== Extracted entries

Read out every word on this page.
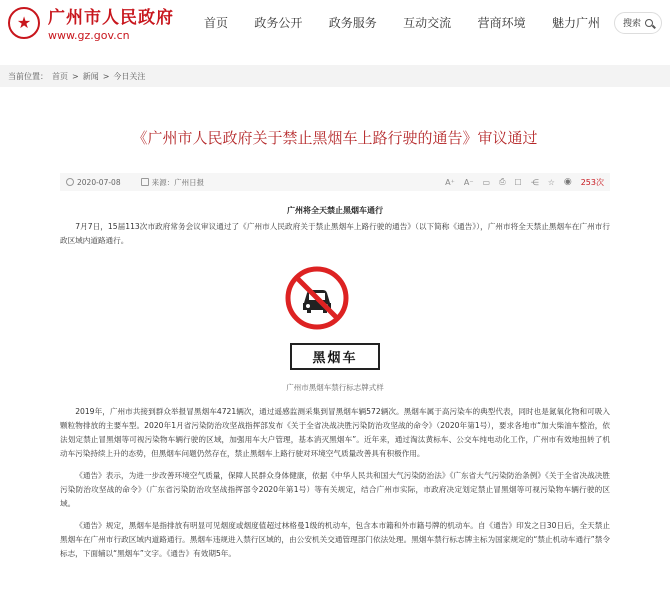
★ 广州市人民政府
www.gz.gov.cn
首页 政务公开 政务服务 互动交流 营商环境 魅力广州	搜索
当前位置： 首页 > 新闻 > 今日关注
《广州市人民政府关于禁止黑烟车上路行驶的通告》审议通过
2020-07-08	来源：广州日报	A⁺ A⁻ ▭ ⎙ ☐ ⋲ ☆ ◉ 253次
广州将全天禁止黑烟车通行

7月7日，15届113次市政府常务会议审议通过了《广州市人民政府关于禁止黑烟车上路行驶的通告》（以下简称《通告》），广州市将全天禁止黑烟车在广州市行政区域内道路通行。

黑烟车
广州市黑烟车禁行标志牌式样

2019年，广州市共接到群众举报冒黑烟车4721辆次，通过遥感监测采集到冒黑烟车辆572辆次。黑烟车属于高污染车的典型代表，同时也是氮氧化物和可吸入颗粒物排放的主要车型。2020年1月省污染防治攻坚战指挥部发布《关于全省决战决胜污染防治攻坚战的命令》（2020年第1号），要求各地市“加大柴油车整治，依法划定禁止冒黑烟等可视污染物车辆行驶的区域，加强用车大户管理，基本消灭黑烟车”。近年来，通过淘汰黄标车、公交车纯电动化工作，广州市有效地扭转了机动车污染持续上升的态势，但黑烟车问题仍然存在，禁止黑烟车上路行驶对环境空气质量改善具有积极作用。

《通告》表示，为进一步改善环境空气质量，保障人民群众身体健康，依据《中华人民共和国大气污染防治法》《广东省大气污染防治条例》《关于全省决战决胜污染防治攻坚战的命令》（广东省污染防治攻坚战指挥部令2020年第1号）等有关规定，结合广州市实际，市政府决定划定禁止冒黑烟等可视污染物车辆行驶的区域。

《通告》规定，黑烟车是指排放有明显可见烟度或烟度值超过林格曼1级的机动车，包含本市籍和外市籍号牌的机动车。自《通告》印发之日30日后，全天禁止黑烟车在广州市行政区域内道路通行。黑烟车违规进入禁行区域的，由公安机关交通管理部门依法处理。黑烟车禁行标志牌主标为国家规定的“禁止机动车通行”禁令标志，下面辅以“黑烟车”文字。《通告》有效期5年。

====

Directive:
Your task is to transcribe all of the records precisely, with no images included.

Answer for this exercise:
Read out every word on this page.
★ 广州市人民政府
www.gz.gov.cn
首页 政务公开 政务服务 互动交流 营商环境 魅力广州	搜索
当前位置： 首页 > 新闻 > 今日关注
《广州市人民政府关于禁止黑烟车上路行驶的通告》审议通过
2020-07-08	来源：广州日报	A⁺ A⁻ ▭ ⎙ ☐ ⋲ ☆ ◉ 253次
广州将全天禁止黑烟车通行

7月7日，15届113次市政府常务会议审议通过了《广州市人民政府关于禁止黑烟车上路行驶的通告》（以下简称《通告》），广州市将全天禁止黑烟车在广州市行政区域内道路通行。

黑烟车
广州市黑烟车禁行标志牌式样

2019年，广州市共接到群众举报冒黑烟车4721辆次，通过遥感监测采集到冒黑烟车辆572辆次。黑烟车属于高污染车的典型代表，同时也是氮氧化物和可吸入颗粒物排放的主要车型。2020年1月省污染防治攻坚战指挥部发布《关于全省决战决胜污染防治攻坚战的命令》（2020年第1号），要求各地市“加大柴油车整治，依法划定禁止冒黑烟等可视污染物车辆行驶的区域，加强用车大户管理，基本消灭黑烟车”。近年来，通过淘汰黄标车、公交车纯电动化工作，广州市有效地扭转了机动车污染持续上升的态势，但黑烟车问题仍然存在，禁止黑烟车上路行驶对环境空气质量改善具有积极作用。

《通告》表示，为进一步改善环境空气质量，保障人民群众身体健康，依据《中华人民共和国大气污染防治法》《广东省大气污染防治条例》《关于全省决战决胜污染防治攻坚战的命令》（广东省污染防治攻坚战指挥部令2020年第1号）等有关规定，结合广州市实际，市政府决定划定禁止冒黑烟等可视污染物车辆行驶的区域。

《通告》规定，黑烟车是指排放有明显可见烟度或烟度值超过林格曼1级的机动车，包含本市籍和外市籍号牌的机动车。自《通告》印发之日30日后，全天禁止黑烟车在广州市行政区域内道路通行。黑烟车违规进入禁行区域的，由公安机关交通管理部门依法处理。黑烟车禁行标志牌主标为国家规定的“禁止机动车通行”禁令标志，下面辅以“黑烟车”文字。《通告》有效期5年。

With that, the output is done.